■ **What the task asks**
All records below must be retyped exactly.

****************

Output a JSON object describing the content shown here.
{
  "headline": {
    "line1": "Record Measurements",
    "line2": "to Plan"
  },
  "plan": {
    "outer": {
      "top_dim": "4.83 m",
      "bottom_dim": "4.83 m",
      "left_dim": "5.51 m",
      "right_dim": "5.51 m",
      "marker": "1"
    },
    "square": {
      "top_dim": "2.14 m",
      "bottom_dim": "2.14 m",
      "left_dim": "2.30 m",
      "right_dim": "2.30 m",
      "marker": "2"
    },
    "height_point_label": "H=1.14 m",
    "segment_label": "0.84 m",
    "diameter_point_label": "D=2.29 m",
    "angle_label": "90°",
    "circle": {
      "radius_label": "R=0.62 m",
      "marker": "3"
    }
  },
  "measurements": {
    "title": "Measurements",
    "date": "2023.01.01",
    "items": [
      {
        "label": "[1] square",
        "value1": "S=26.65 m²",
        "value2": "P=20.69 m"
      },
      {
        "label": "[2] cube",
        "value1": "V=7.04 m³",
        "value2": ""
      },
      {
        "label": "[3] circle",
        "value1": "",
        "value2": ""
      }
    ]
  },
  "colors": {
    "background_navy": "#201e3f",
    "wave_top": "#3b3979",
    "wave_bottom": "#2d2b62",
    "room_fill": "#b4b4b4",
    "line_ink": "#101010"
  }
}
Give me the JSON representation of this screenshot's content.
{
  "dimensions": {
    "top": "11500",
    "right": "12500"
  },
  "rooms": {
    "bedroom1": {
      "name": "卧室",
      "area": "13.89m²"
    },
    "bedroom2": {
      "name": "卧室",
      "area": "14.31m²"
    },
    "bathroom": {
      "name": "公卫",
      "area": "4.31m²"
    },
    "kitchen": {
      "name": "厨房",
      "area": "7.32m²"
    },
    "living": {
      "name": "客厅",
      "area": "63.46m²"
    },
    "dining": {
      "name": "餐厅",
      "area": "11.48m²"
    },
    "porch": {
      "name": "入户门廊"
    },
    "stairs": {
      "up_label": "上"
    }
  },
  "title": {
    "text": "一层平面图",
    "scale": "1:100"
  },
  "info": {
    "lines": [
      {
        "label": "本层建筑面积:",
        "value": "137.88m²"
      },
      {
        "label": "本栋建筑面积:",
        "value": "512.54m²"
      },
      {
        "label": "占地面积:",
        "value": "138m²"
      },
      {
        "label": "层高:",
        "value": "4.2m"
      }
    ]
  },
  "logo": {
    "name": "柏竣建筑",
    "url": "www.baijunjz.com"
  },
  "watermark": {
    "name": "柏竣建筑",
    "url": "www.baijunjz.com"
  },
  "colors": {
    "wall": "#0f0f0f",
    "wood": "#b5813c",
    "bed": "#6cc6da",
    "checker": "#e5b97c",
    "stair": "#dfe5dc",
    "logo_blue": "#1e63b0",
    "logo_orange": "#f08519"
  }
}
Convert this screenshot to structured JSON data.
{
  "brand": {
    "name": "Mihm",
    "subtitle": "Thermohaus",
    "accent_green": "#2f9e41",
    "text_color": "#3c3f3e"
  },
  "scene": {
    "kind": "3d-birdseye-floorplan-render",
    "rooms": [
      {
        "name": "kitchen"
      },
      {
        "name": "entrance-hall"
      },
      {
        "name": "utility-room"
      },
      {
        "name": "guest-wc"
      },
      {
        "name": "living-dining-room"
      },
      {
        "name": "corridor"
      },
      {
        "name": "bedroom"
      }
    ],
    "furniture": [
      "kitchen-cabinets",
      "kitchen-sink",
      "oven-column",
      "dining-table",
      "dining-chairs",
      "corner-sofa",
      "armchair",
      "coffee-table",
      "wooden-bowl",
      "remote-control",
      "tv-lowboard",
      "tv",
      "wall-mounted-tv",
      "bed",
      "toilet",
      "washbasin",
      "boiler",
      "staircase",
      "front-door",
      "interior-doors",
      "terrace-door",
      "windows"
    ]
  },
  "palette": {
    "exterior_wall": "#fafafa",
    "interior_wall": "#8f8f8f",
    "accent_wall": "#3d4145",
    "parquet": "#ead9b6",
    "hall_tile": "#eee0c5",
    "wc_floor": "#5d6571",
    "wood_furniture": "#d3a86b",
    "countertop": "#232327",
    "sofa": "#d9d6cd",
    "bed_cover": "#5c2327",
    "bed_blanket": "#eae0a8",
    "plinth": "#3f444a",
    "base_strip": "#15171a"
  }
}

****************

■ **Exercise answer**
Output a JSON object describing the content shown here.
{
  "headline": {
    "line1": "Record Measurements",
    "line2": "to Plan"
  },
  "plan": {
    "outer": {
      "top_dim": "4.83 m",
      "bottom_dim": "4.83 m",
      "left_dim": "5.51 m",
      "right_dim": "5.51 m",
      "marker": "1"
    },
    "square": {
      "top_dim": "2.14 m",
      "bottom_dim": "2.14 m",
      "left_dim": "2.30 m",
      "right_dim": "2.30 m",
      "marker": "2"
    },
    "height_point_label": "H=1.14 m",
    "segment_label": "0.84 m",
    "diameter_point_label": "D=2.29 m",
    "angle_label": "90°",
    "circle": {
      "radius_label": "R=0.62 m",
      "marker": "3"
    }
  },
  "measurements": {
    "title": "Measurements",
    "date": "2023.01.01",
    "items": [
      {
        "label": "[1] square",
        "value1": "S=26.65 m²",
        "value2": "P=20.69 m"
      },
      {
        "label": "[2] cube",
        "value1": "V=7.04 m³",
        "value2": ""
      },
      {
        "label": "[3] circle",
        "value1": "",
        "value2": ""
      }
    ]
  },
  "colors": {
    "background_navy": "#201e3f",
    "wave_top": "#3b3979",
    "wave_bottom": "#2d2b62",
    "room_fill": "#b4b4b4",
    "line_ink": "#101010"
  }
}
Give me the JSON representation of this screenshot's content.
{
  "dimensions": {
    "top": "11500",
    "right": "12500"
  },
  "rooms": {
    "bedroom1": {
      "name": "卧室",
      "area": "13.89m²"
    },
    "bedroom2": {
      "name": "卧室",
      "area": "14.31m²"
    },
    "bathroom": {
      "name": "公卫",
      "area": "4.31m²"
    },
    "kitchen": {
      "name": "厨房",
      "area": "7.32m²"
    },
    "living": {
      "name": "客厅",
      "area": "63.46m²"
    },
    "dining": {
      "name": "餐厅",
      "area": "11.48m²"
    },
    "porch": {
      "name": "入户门廊"
    },
    "stairs": {
      "up_label": "上"
    }
  },
  "title": {
    "text": "一层平面图",
    "scale": "1:100"
  },
  "info": {
    "lines": [
      {
        "label": "本层建筑面积:",
        "value": "137.88m²"
      },
      {
        "label": "本栋建筑面积:",
        "value": "512.54m²"
      },
      {
        "label": "占地面积:",
        "value": "138m²"
      },
      {
        "label": "层高:",
        "value": "4.2m"
      }
    ]
  },
  "logo": {
    "name": "柏竣建筑",
    "url": "www.baijunjz.com"
  },
  "watermark": {
    "name": "柏竣建筑",
    "url": "www.baijunjz.com"
  },
  "colors": {
    "wall": "#0f0f0f",
    "wood": "#b5813c",
    "bed": "#6cc6da",
    "checker": "#e5b97c",
    "stair": "#dfe5dc",
    "logo_blue": "#1e63b0",
    "logo_orange": "#f08519"
  }
}
Convert this screenshot to structured JSON data.
{
  "brand": {
    "name": "Mihm",
    "subtitle": "Thermohaus",
    "accent_green": "#2f9e41",
    "text_color": "#3c3f3e"
  },
  "scene": {
    "kind": "3d-birdseye-floorplan-render",
    "rooms": [
      {
        "name": "kitchen"
      },
      {
        "name": "entrance-hall"
      },
      {
        "name": "utility-room"
      },
      {
        "name": "guest-wc"
      },
      {
        "name": "living-dining-room"
      },
      {
        "name": "corridor"
      },
      {
        "name": "bedroom"
      }
    ],
    "furniture": [
      "kitchen-cabinets",
      "kitchen-sink",
      "oven-column",
      "dining-table",
      "dining-chairs",
      "corner-sofa",
      "armchair",
      "coffee-table",
      "wooden-bowl",
      "remote-control",
      "tv-lowboard",
      "tv",
      "wall-mounted-tv",
      "bed",
      "toilet",
      "washbasin",
      "boiler",
      "staircase",
      "front-door",
      "interior-doors",
      "terrace-door",
      "windows"
    ]
  },
  "palette": {
    "exterior_wall": "#fafafa",
    "interior_wall": "#8f8f8f",
    "accent_wall": "#3d4145",
    "parquet": "#ead9b6",
    "hall_tile": "#eee0c5",
    "wc_floor": "#5d6571",
    "wood_furniture": "#d3a86b",
    "countertop": "#232327",
    "sofa": "#d9d6cd",
    "bed_cover": "#5c2327",
    "bed_blanket": "#eae0a8",
    "plinth": "#3f444a",
    "base_strip": "#15171a"
  }
}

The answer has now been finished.